_Stored items_
----

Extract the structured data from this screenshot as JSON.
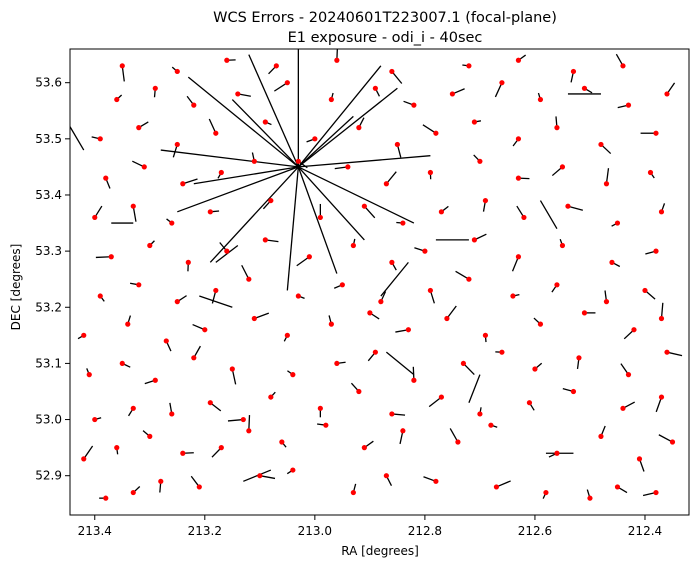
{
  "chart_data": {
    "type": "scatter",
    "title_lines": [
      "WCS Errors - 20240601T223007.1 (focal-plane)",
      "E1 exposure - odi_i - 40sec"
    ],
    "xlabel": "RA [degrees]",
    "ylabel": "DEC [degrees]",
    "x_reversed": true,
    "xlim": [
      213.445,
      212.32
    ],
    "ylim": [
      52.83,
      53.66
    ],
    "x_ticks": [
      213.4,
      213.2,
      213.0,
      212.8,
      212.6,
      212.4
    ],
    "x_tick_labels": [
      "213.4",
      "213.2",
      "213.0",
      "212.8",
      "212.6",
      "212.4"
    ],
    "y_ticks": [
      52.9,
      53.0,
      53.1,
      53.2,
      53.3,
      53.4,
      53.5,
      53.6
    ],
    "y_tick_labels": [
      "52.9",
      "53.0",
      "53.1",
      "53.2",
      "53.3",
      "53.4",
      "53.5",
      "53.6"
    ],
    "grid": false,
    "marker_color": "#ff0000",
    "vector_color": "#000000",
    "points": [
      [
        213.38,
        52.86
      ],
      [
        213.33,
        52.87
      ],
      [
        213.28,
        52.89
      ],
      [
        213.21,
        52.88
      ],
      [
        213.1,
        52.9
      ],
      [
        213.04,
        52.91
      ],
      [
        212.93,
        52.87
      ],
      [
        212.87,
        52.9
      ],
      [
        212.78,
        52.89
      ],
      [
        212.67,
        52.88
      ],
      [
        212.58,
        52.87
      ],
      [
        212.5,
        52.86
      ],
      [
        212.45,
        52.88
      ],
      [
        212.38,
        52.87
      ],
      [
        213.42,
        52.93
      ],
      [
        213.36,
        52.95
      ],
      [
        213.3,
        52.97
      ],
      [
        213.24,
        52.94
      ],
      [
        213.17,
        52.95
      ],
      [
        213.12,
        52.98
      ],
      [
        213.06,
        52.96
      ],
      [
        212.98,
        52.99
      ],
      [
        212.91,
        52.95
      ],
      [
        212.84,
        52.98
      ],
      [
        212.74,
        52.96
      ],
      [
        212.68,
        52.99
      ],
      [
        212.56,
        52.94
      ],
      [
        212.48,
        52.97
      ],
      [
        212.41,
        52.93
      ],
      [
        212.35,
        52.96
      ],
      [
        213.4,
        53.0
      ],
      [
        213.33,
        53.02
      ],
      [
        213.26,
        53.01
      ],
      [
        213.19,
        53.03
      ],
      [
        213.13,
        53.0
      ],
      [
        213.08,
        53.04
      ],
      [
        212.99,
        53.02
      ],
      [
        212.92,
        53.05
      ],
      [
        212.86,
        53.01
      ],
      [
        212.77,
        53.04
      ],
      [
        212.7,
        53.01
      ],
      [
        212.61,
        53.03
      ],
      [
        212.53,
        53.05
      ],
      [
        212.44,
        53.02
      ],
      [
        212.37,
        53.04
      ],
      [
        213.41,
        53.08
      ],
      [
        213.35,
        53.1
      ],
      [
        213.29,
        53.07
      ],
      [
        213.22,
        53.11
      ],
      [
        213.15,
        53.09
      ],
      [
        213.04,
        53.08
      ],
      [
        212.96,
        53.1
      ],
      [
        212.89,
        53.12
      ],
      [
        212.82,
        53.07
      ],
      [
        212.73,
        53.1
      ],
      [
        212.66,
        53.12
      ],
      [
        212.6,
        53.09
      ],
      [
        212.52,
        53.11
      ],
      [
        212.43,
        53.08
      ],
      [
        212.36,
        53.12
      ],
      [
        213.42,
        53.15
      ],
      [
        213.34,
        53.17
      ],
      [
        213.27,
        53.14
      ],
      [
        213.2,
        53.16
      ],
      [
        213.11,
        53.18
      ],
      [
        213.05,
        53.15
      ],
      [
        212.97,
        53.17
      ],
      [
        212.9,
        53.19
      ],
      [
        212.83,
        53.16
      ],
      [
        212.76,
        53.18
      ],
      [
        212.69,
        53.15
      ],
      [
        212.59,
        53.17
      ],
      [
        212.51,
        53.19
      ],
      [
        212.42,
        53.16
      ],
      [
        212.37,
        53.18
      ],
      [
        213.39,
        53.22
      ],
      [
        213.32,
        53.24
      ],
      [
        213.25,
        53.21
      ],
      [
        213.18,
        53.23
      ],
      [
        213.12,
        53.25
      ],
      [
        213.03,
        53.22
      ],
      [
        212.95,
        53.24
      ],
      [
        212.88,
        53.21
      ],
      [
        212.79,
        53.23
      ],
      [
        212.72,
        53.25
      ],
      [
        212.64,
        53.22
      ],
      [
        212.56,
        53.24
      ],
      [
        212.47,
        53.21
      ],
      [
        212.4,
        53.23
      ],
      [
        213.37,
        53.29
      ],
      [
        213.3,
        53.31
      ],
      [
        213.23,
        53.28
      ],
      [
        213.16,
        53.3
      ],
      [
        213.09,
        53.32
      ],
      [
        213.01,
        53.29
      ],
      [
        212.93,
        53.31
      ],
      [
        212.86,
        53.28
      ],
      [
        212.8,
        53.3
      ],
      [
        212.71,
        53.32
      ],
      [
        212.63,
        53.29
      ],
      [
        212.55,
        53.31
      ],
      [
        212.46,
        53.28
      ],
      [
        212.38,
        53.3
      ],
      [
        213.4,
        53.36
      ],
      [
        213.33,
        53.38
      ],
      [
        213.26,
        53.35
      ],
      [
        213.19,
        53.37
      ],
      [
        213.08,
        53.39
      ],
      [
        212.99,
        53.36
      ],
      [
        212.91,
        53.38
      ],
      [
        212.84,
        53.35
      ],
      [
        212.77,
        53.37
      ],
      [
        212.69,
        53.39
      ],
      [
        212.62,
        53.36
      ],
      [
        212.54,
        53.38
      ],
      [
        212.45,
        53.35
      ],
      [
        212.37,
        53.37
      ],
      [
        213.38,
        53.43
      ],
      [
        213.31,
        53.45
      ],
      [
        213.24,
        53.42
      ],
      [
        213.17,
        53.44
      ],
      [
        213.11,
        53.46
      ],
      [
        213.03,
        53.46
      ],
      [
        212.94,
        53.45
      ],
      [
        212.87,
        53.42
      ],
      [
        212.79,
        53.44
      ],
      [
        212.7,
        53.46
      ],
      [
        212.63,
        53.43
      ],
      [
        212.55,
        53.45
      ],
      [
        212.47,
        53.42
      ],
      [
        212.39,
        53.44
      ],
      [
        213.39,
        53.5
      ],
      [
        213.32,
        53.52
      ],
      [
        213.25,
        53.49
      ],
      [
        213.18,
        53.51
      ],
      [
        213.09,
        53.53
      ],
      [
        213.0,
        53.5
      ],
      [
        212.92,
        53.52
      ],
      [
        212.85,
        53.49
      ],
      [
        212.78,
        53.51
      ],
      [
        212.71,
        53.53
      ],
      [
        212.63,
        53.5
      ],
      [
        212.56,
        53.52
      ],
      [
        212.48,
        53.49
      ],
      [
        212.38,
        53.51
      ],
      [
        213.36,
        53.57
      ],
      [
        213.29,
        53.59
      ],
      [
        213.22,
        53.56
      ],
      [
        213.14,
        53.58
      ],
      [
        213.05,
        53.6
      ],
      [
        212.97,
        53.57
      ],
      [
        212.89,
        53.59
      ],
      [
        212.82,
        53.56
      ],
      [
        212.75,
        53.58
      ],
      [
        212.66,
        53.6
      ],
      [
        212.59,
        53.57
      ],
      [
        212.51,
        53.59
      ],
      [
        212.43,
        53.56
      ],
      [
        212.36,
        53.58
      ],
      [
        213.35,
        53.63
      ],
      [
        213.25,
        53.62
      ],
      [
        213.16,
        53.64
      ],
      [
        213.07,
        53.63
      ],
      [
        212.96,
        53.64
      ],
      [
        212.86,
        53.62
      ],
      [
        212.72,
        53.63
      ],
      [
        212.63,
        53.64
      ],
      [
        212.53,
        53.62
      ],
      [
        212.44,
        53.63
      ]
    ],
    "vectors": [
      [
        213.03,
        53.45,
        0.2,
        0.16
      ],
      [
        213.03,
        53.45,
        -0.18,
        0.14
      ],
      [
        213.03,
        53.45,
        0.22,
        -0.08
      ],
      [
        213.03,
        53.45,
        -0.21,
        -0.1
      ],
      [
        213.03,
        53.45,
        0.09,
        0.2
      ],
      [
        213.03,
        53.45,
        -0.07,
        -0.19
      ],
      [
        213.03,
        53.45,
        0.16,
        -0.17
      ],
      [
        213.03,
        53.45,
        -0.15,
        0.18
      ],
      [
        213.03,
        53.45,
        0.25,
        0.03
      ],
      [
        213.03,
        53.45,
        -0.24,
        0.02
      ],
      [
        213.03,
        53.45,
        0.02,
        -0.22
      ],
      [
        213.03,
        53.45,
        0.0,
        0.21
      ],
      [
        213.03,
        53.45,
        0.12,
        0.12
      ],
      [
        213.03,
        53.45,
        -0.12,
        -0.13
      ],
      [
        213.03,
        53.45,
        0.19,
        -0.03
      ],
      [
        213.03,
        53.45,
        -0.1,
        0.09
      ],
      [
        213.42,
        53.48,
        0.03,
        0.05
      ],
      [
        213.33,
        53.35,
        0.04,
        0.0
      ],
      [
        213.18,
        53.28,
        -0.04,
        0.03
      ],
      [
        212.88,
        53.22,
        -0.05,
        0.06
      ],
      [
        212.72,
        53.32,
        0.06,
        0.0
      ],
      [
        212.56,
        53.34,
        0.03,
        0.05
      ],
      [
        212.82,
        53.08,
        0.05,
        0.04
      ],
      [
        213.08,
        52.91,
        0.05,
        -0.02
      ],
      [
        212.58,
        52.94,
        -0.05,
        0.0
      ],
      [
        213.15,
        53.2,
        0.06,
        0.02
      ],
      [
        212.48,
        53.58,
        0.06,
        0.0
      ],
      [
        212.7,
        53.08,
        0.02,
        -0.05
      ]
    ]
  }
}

----

_DIRECTIONS FOR THIS TASK_
Filter for "degrees". Return all lines that hold it.

_ANSWER_
    "xlabel": "RA [degrees]",
    "ylabel": "DEC [degrees]",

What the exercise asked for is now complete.